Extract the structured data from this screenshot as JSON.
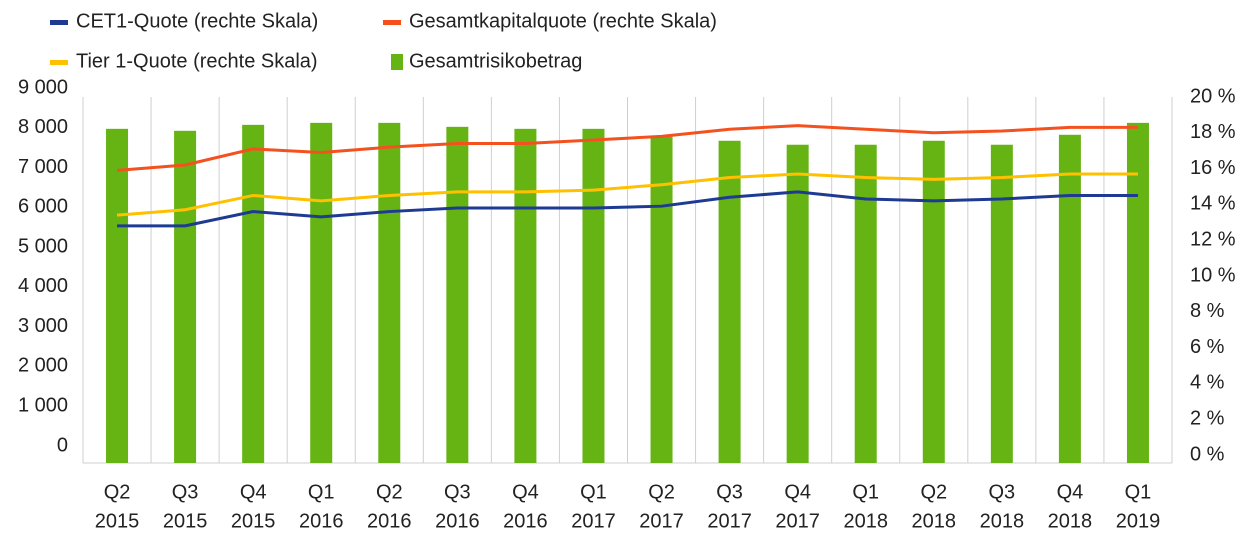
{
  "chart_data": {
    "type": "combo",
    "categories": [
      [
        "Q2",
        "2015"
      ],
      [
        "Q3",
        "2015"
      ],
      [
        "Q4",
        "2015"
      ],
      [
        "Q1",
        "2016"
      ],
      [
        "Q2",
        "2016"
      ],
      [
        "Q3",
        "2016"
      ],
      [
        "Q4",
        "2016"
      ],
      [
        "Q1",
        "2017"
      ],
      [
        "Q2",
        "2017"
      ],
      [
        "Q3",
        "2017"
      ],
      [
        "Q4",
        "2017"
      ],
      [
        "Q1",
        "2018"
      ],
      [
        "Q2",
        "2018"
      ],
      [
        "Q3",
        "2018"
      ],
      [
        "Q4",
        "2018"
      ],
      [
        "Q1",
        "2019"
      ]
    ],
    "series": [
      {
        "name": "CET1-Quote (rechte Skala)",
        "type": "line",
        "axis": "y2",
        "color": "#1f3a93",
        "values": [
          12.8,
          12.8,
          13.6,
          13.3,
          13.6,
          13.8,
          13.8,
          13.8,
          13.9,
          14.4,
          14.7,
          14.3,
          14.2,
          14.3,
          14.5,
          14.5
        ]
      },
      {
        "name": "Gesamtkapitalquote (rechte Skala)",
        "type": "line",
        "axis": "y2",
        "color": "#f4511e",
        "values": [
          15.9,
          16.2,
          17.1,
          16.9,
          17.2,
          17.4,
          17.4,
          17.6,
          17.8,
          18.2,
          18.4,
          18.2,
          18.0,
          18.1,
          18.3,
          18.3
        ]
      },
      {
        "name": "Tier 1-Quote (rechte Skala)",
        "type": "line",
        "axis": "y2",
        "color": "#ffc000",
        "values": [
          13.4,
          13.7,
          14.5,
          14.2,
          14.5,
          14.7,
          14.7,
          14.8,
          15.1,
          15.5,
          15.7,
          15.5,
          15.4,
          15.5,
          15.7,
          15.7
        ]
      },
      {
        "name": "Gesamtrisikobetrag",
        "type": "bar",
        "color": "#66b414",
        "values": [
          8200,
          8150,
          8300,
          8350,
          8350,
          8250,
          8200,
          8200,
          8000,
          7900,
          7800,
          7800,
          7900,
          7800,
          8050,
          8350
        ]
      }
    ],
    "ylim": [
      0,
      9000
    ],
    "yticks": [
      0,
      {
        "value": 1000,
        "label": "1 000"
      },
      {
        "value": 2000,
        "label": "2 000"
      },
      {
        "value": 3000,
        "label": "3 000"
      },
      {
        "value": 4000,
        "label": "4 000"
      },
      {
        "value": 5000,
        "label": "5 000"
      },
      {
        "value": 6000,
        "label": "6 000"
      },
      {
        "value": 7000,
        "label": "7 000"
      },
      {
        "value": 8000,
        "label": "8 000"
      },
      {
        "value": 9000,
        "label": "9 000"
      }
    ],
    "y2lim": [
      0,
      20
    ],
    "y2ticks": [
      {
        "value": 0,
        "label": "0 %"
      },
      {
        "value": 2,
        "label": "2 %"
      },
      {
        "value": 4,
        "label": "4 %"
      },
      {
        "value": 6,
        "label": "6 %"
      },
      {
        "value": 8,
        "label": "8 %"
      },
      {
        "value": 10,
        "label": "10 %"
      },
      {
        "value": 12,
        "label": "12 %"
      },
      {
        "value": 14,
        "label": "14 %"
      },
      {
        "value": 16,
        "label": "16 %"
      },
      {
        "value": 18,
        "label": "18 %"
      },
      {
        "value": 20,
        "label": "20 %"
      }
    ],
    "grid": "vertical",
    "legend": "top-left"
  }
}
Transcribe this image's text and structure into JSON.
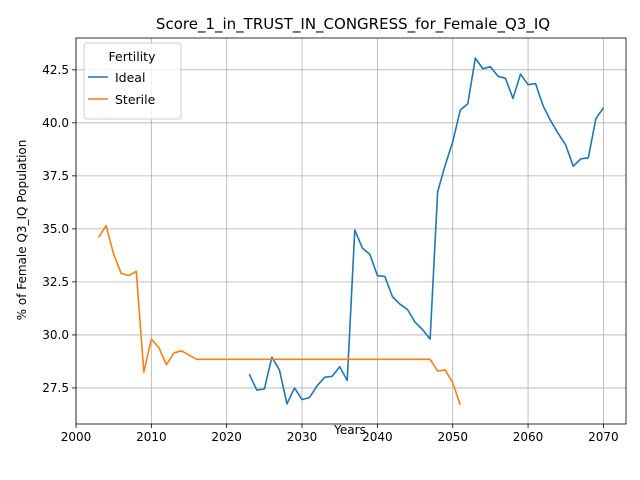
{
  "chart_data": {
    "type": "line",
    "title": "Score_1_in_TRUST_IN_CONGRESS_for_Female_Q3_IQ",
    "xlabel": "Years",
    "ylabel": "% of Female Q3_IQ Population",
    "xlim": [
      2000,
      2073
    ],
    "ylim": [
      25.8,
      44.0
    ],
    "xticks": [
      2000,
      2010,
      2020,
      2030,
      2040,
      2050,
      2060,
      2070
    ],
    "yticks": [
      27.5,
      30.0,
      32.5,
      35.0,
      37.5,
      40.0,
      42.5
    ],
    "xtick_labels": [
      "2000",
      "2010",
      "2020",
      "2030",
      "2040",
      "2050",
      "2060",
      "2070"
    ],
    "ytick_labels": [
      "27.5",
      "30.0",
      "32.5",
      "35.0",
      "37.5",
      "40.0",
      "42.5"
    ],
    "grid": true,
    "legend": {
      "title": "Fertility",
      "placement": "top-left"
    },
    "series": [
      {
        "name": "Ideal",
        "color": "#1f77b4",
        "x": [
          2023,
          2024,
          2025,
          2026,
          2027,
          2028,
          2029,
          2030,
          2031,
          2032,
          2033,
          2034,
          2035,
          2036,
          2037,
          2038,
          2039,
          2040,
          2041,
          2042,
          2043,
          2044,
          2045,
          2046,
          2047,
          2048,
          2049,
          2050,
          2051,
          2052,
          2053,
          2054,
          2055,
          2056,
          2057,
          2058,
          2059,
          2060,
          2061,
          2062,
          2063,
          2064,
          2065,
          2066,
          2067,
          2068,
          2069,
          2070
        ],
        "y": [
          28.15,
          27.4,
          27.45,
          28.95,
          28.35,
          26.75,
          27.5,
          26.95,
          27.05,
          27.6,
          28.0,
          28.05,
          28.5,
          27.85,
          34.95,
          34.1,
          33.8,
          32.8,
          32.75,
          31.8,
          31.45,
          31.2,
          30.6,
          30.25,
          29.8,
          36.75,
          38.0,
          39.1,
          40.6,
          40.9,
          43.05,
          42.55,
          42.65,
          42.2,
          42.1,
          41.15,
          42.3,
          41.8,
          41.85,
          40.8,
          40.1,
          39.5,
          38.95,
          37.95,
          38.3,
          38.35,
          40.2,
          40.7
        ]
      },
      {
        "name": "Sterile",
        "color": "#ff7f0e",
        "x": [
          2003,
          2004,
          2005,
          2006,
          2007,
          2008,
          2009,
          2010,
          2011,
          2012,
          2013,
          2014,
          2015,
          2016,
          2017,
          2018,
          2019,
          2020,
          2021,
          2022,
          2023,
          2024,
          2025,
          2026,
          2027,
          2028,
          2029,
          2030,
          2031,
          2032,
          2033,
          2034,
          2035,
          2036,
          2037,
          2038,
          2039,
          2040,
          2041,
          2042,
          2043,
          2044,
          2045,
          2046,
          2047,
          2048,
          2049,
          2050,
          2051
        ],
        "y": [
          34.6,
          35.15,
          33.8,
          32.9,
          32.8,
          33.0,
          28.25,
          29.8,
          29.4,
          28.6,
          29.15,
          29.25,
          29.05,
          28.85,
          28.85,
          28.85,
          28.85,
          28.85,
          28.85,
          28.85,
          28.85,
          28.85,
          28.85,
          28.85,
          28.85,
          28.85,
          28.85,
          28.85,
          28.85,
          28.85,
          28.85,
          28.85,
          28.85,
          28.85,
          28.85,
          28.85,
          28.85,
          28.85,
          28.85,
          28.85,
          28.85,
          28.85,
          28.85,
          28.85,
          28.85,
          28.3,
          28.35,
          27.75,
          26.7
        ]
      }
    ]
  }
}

++++

Give every record back exactly as it reads, with no images.

Extract the structured data from this screenshot as JSON.
{
  "chart_data": {
    "type": "combo",
    "categories": [
      [
        "Q2",
        "2015"
      ],
      [
        "Q3",
        "2015"
      ],
      [
        "Q4",
        "2015"
      ],
      [
        "Q1",
        "2016"
      ],
      [
        "Q2",
        "2016"
      ],
      [
        "Q3",
        "2016"
      ],
      [
        "Q4",
        "2016"
      ],
      [
        "Q1",
        "2017"
      ],
      [
        "Q2",
        "2017"
      ],
      [
        "Q3",
        "2017"
      ],
      [
        "Q4",
        "2017"
      ],
      [
        "Q1",
        "2018"
      ],
      [
        "Q2",
        "2018"
      ],
      [
        "Q3",
        "2018"
      ],
      [
        "Q4",
        "2018"
      ],
      [
        "Q1",
        "2019"
      ]
    ],
    "series": [
      {
        "name": "CET1-Quote (rechte Skala)",
        "type": "line",
        "axis": "y2",
        "color": "#1f3a93",
        "values": [
          12.8,
          12.8,
          13.6,
          13.3,
          13.6,
          13.8,
          13.8,
          13.8,
          13.9,
          14.4,
          14.7,
          14.3,
          14.2,
          14.3,
          14.5,
          14.5
        ]
      },
      {
        "name": "Gesamtkapitalquote (rechte Skala)",
        "type": "line",
        "axis": "y2",
        "color": "#f4511e",
        "values": [
          15.9,
          16.2,
          17.1,
          16.9,
          17.2,
          17.4,
          17.4,
          17.6,
          17.8,
          18.2,
          18.4,
          18.2,
          18.0,
          18.1,
          18.3,
          18.3
        ]
      },
      {
        "name": "Tier 1-Quote (rechte Skala)",
        "type": "line",
        "axis": "y2",
        "color": "#ffc000",
        "values": [
          13.4,
          13.7,
          14.5,
          14.2,
          14.5,
          14.7,
          14.7,
          14.8,
          15.1,
          15.5,
          15.7,
          15.5,
          15.4,
          15.5,
          15.7,
          15.7
        ]
      },
      {
        "name": "Gesamtrisikobetrag",
        "type": "bar",
        "color": "#66b414",
        "values": [
          8200,
          8150,
          8300,
          8350,
          8350,
          8250,
          8200,
          8200,
          8000,
          7900,
          7800,
          7800,
          7900,
          7800,
          8050,
          8350
        ]
      }
    ],
    "ylim": [
      0,
      9000
    ],
    "yticks": [
      0,
      {
        "value": 1000,
        "label": "1 000"
      },
      {
        "value": 2000,
        "label": "2 000"
      },
      {
        "value": 3000,
        "label": "3 000"
      },
      {
        "value": 4000,
        "label": "4 000"
      },
      {
        "value": 5000,
        "label": "5 000"
      },
      {
        "value": 6000,
        "label": "6 000"
      },
      {
        "value": 7000,
        "label": "7 000"
      },
      {
        "value": 8000,
        "label": "8 000"
      },
      {
        "value": 9000,
        "label": "9 000"
      }
    ],
    "y2lim": [
      0,
      20
    ],
    "y2ticks": [
      {
        "value": 0,
        "label": "0 %"
      },
      {
        "value": 2,
        "label": "2 %"
      },
      {
        "value": 4,
        "label": "4 %"
      },
      {
        "value": 6,
        "label": "6 %"
      },
      {
        "value": 8,
        "label": "8 %"
      },
      {
        "value": 10,
        "label": "10 %"
      },
      {
        "value": 12,
        "label": "12 %"
      },
      {
        "value": 14,
        "label": "14 %"
      },
      {
        "value": 16,
        "label": "16 %"
      },
      {
        "value": 18,
        "label": "18 %"
      },
      {
        "value": 20,
        "label": "20 %"
      }
    ],
    "grid": "vertical",
    "legend": "top-left"
  }
}
Transcribe this image's text and structure into JSON.
{
  "chart_data": {
    "type": "line",
    "title": "Score_1_in_TRUST_IN_CONGRESS_for_Female_Q3_IQ",
    "xlabel": "Years",
    "ylabel": "% of Female Q3_IQ Population",
    "xlim": [
      2000,
      2073
    ],
    "ylim": [
      25.8,
      44.0
    ],
    "xticks": [
      2000,
      2010,
      2020,
      2030,
      2040,
      2050,
      2060,
      2070
    ],
    "yticks": [
      27.5,
      30.0,
      32.5,
      35.0,
      37.5,
      40.0,
      42.5
    ],
    "xtick_labels": [
      "2000",
      "2010",
      "2020",
      "2030",
      "2040",
      "2050",
      "2060",
      "2070"
    ],
    "ytick_labels": [
      "27.5",
      "30.0",
      "32.5",
      "35.0",
      "37.5",
      "40.0",
      "42.5"
    ],
    "grid": true,
    "legend": {
      "title": "Fertility",
      "placement": "top-left"
    },
    "series": [
      {
        "name": "Ideal",
        "color": "#1f77b4",
        "x": [
          2023,
          2024,
          2025,
          2026,
          2027,
          2028,
          2029,
          2030,
          2031,
          2032,
          2033,
          2034,
          2035,
          2036,
          2037,
          2038,
          2039,
          2040,
          2041,
          2042,
          2043,
          2044,
          2045,
          2046,
          2047,
          2048,
          2049,
          2050,
          2051,
          2052,
          2053,
          2054,
          2055,
          2056,
          2057,
          2058,
          2059,
          2060,
          2061,
          2062,
          2063,
          2064,
          2065,
          2066,
          2067,
          2068,
          2069,
          2070
        ],
        "y": [
          28.15,
          27.4,
          27.45,
          28.95,
          28.35,
          26.75,
          27.5,
          26.95,
          27.05,
          27.6,
          28.0,
          28.05,
          28.5,
          27.85,
          34.95,
          34.1,
          33.8,
          32.8,
          32.75,
          31.8,
          31.45,
          31.2,
          30.6,
          30.25,
          29.8,
          36.75,
          38.0,
          39.1,
          40.6,
          40.9,
          43.05,
          42.55,
          42.65,
          42.2,
          42.1,
          41.15,
          42.3,
          41.8,
          41.85,
          40.8,
          40.1,
          39.5,
          38.95,
          37.95,
          38.3,
          38.35,
          40.2,
          40.7
        ]
      },
      {
        "name": "Sterile",
        "color": "#ff7f0e",
        "x": [
          2003,
          2004,
          2005,
          2006,
          2007,
          2008,
          2009,
          2010,
          2011,
          2012,
          2013,
          2014,
          2015,
          2016,
          2017,
          2018,
          2019,
          2020,
          2021,
          2022,
          2023,
          2024,
          2025,
          2026,
          2027,
          2028,
          2029,
          2030,
          2031,
          2032,
          2033,
          2034,
          2035,
          2036,
          2037,
          2038,
          2039,
          2040,
          2041,
          2042,
          2043,
          2044,
          2045,
          2046,
          2047,
          2048,
          2049,
          2050,
          2051
        ],
        "y": [
          34.6,
          35.15,
          33.8,
          32.9,
          32.8,
          33.0,
          28.25,
          29.8,
          29.4,
          28.6,
          29.15,
          29.25,
          29.05,
          28.85,
          28.85,
          28.85,
          28.85,
          28.85,
          28.85,
          28.85,
          28.85,
          28.85,
          28.85,
          28.85,
          28.85,
          28.85,
          28.85,
          28.85,
          28.85,
          28.85,
          28.85,
          28.85,
          28.85,
          28.85,
          28.85,
          28.85,
          28.85,
          28.85,
          28.85,
          28.85,
          28.85,
          28.85,
          28.85,
          28.85,
          28.85,
          28.3,
          28.35,
          27.75,
          26.7
        ]
      }
    ]
  }
}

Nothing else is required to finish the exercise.